*Exercise details*
Select, from the material below, each line with "document" in it.

*Data lines*
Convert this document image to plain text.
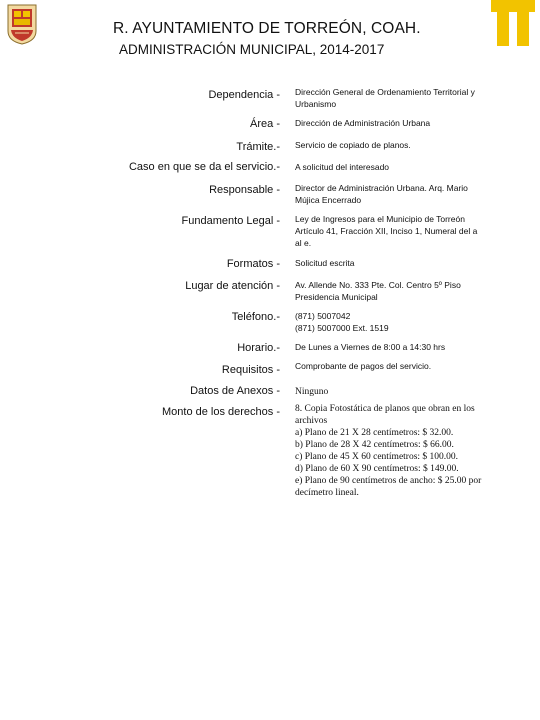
R. AYUNTAMIENTO DE TORREÓN, COAH.
ADMINISTRACIÓN MUNICIPAL, 2014-2017
Dependencia - Dirección General de Ordenamiento Territorial y Urbanismo
Área - Dirección de Administración Urbana
Trámite.- Servicio de copiado de planos.
Caso en que se da el servicio.- A solicitud del interesado
Responsable - Director de Administración Urbana. Arq. Mario Mújica Encerrado
Fundamento Legal - Ley de Ingresos para el Municipio de Torreón Artículo 41, Fracción XII, Inciso 1, Numeral del a al e.
Formatos - Solicitud escrita
Lugar de atención - Av. Allende No. 333 Pte. Col. Centro 5º Piso Presidencia Municipal
Teléfono.- (871) 5007042
(871) 5007000 Ext. 1519
Horario.- De Lunes a Viernes de 8:00 a 14:30 hrs
Requisitos - Comprobante de pagos del servicio.
Datos de Anexos - Ninguno
Monto de los derechos - 8. Copia Fotostática de planos que obran en los archivos
a) Plano de 21 X 28 centímetros: $ 32.00.
b) Plano de 28 X 42 centímetros: $ 66.00.
c) Plano de 45 X 60 centímetros: $ 100.00.
d) Plano de 60 X 90 centímetros: $ 149.00.
e) Plano de 90 centímetros de ancho: $ 25.00 por decímetro lineal.
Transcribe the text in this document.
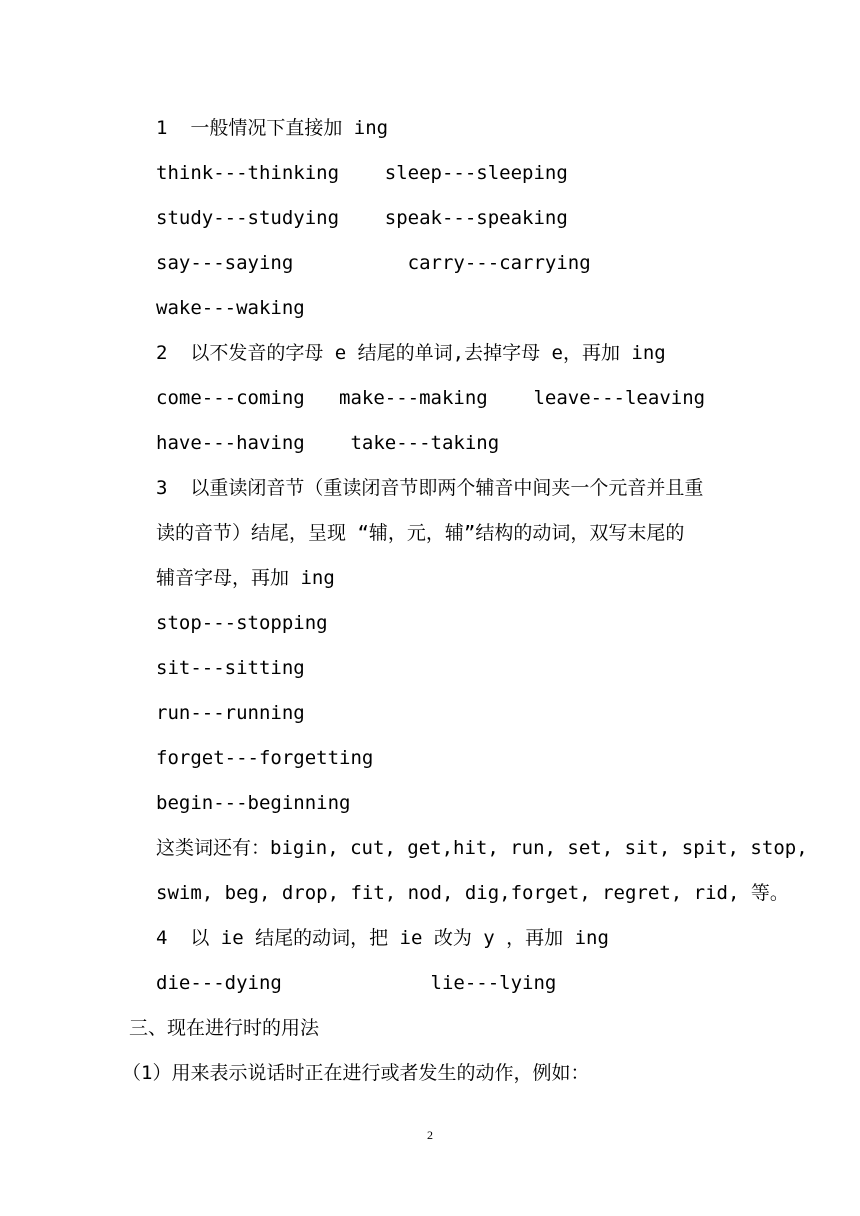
1  一般情况下直接加 ing
think---thinking    sleep---sleeping
study---studying    speak---speaking
say---saying          carry---carrying
wake---waking
2  以不发音的字母 e 结尾的单词,去掉字母 e，再加 ing
come---coming   make---making    leave---leaving
have---having    take---taking
3  以重读闭音节（重读闭音节即两个辅音中间夹一个元音并且重
读的音节）结尾，呈现 “辅，元，辅”结构的动词，双写末尾的
辅音字母，再加 ing
stop---stopping
sit---sitting
run---running
forget---forgetting
begin---beginning
这类词还有：bigin, cut, get,hit, run, set, sit, spit, stop,
swim, beg, drop, fit, nod, dig,forget, regret, rid, 等。
4  以 ie 结尾的动词，把 ie 改为 y ，再加 ing
die---dying             lie---lying
三、现在进行时的用法
（1）用来表示说话时正在进行或者发生的动作，例如：
2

*Solution to the exercise*
Convert this document image to plain text.
Transcribe the text in this document.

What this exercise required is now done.